> Work required
Pick out all lines with the word "табачного" from the records that follow.

> Working data
########
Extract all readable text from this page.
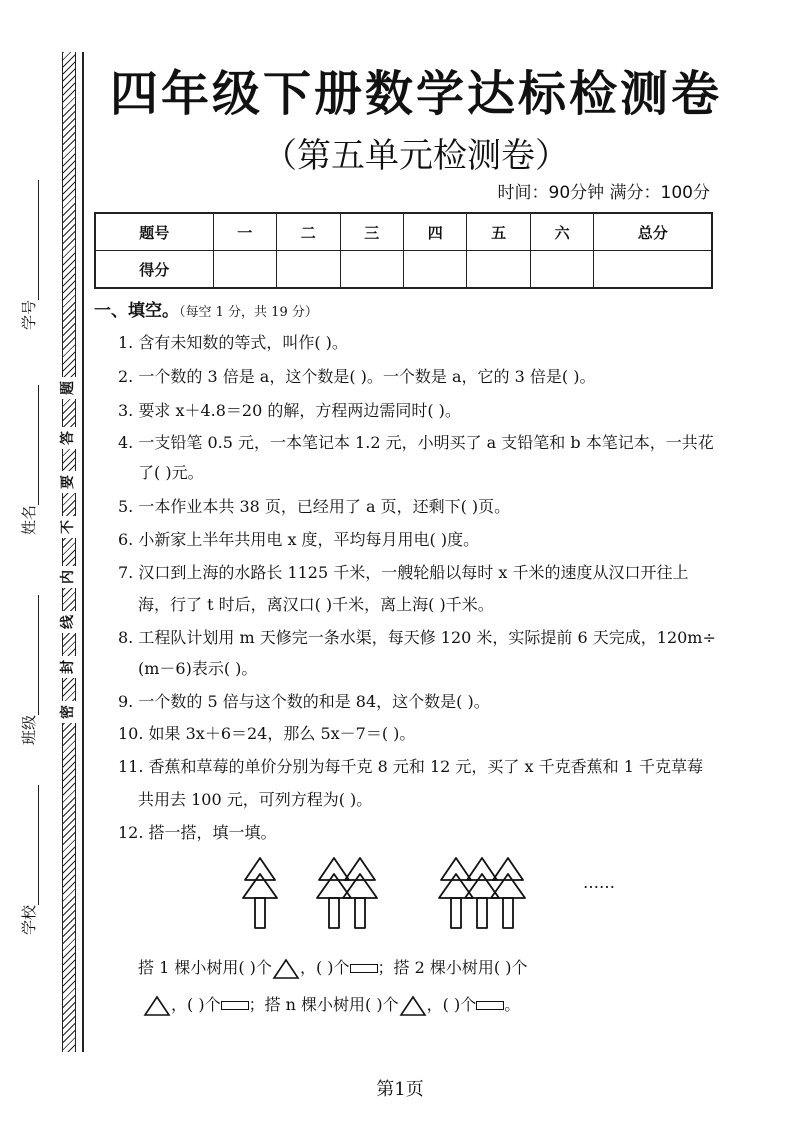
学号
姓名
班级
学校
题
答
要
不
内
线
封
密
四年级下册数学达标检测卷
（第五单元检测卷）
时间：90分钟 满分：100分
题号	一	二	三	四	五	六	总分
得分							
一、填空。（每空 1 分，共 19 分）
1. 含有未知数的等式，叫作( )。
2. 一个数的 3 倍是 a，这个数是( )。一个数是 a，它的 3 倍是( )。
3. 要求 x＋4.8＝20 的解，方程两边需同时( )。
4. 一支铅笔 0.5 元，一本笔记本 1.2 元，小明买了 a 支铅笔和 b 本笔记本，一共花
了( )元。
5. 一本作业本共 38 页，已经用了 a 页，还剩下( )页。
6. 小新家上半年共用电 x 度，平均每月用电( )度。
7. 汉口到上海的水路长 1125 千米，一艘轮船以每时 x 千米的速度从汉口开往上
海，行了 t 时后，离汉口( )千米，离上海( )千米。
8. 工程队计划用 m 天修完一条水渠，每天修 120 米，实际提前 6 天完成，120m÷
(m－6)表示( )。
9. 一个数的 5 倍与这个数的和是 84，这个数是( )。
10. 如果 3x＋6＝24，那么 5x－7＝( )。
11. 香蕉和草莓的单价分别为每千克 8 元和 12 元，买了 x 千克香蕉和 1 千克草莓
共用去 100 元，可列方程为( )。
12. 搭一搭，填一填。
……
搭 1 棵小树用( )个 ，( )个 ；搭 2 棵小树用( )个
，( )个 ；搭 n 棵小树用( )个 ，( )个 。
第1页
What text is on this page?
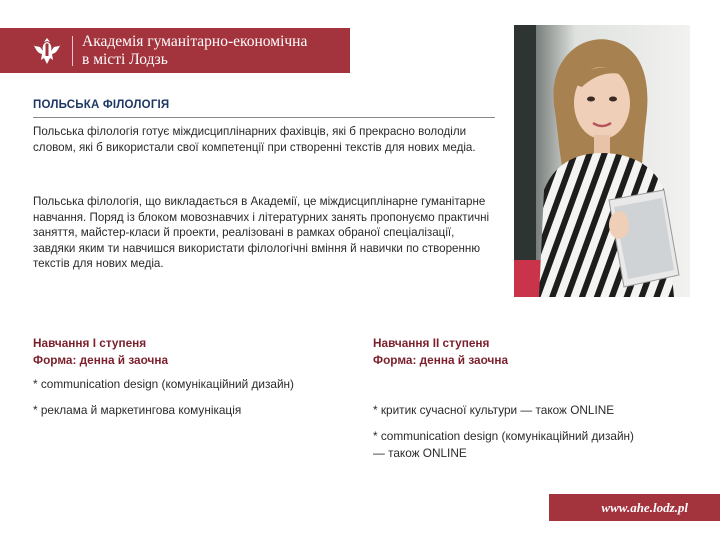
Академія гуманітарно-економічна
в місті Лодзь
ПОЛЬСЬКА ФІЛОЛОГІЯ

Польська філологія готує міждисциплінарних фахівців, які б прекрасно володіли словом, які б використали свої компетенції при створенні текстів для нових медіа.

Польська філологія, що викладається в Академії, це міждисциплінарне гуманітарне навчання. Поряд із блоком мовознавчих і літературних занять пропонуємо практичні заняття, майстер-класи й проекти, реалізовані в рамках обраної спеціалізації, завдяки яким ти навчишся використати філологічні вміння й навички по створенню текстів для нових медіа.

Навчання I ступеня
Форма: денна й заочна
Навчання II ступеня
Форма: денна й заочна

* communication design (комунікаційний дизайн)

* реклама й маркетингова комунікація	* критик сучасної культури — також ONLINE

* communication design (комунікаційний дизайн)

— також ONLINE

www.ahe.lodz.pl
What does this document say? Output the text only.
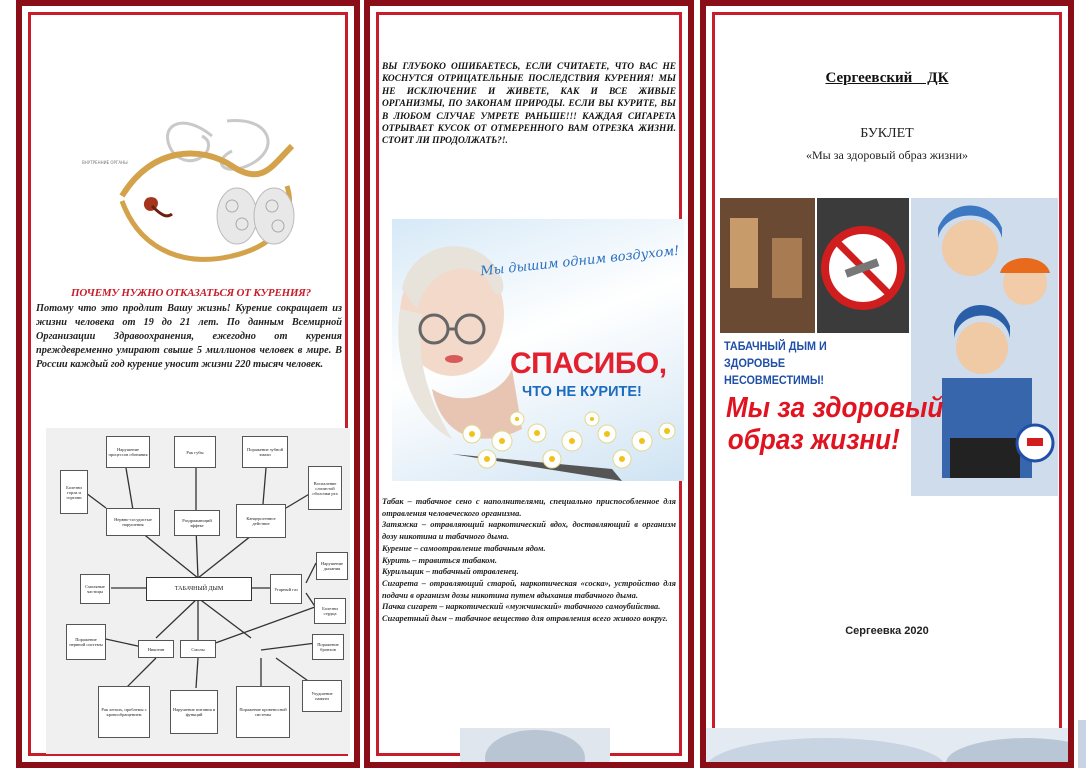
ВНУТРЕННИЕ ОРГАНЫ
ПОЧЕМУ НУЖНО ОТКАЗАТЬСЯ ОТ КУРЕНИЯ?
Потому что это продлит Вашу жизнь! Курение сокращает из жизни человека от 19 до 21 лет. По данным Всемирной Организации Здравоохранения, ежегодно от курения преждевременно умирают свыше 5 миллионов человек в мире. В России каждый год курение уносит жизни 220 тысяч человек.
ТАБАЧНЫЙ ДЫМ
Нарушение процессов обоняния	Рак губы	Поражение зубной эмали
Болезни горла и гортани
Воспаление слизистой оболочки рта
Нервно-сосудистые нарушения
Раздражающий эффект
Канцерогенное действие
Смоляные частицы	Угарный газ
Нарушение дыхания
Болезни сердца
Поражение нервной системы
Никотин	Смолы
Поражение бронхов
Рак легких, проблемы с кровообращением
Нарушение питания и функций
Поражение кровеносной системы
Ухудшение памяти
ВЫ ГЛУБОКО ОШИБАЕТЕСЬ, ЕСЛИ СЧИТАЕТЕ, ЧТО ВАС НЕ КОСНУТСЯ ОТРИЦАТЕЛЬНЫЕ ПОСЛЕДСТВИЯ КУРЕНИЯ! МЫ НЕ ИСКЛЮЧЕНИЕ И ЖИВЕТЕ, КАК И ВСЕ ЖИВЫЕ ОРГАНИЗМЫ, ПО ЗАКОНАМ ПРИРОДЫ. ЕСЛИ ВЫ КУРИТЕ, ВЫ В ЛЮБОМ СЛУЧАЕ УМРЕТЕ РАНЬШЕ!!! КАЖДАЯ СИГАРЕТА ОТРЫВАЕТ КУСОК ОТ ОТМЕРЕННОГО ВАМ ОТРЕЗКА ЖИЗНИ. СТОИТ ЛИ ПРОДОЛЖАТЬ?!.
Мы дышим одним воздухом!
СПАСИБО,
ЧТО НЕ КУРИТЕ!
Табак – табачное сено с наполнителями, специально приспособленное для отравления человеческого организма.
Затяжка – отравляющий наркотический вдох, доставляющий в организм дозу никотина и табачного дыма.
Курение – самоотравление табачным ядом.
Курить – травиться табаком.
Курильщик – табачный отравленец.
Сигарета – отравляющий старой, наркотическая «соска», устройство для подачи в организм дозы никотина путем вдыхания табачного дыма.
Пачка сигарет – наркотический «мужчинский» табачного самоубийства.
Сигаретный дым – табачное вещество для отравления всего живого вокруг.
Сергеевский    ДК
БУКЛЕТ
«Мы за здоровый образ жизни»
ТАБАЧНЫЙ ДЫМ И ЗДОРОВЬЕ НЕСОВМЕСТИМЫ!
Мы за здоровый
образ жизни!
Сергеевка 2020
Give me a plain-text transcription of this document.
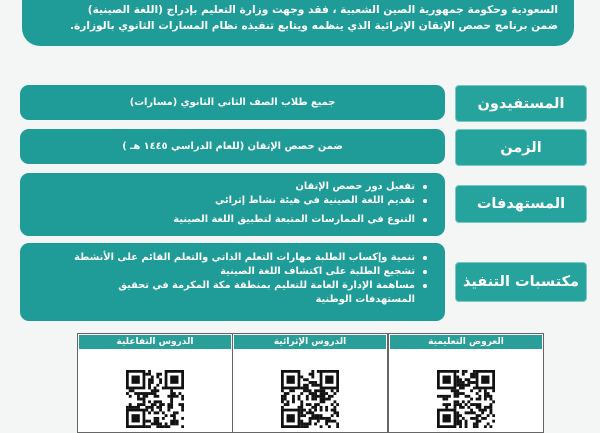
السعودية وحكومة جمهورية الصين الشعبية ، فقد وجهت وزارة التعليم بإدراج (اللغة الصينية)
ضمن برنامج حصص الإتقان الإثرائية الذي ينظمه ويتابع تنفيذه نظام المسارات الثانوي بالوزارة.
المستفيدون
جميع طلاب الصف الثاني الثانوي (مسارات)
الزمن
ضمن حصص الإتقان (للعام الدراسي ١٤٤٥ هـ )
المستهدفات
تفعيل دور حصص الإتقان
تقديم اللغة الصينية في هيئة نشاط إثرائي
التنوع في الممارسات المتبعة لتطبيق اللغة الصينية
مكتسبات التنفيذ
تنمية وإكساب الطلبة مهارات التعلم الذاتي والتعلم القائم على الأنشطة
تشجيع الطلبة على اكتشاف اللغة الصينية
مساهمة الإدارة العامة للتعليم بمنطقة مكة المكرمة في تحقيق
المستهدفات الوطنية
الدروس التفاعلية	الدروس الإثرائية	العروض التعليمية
########
> Solution
Затяжка – отравляющий наркотический вдох, доставляющий в организм дозу никотина и табачного дыма.
Сигарета – отравляющий старой, наркотическая «соска», устройство для подачи в организм дозы никотина путем вдыхания табачного дыма.
Пачка сигарет – наркотический «мужчинский» табачного самоубийства.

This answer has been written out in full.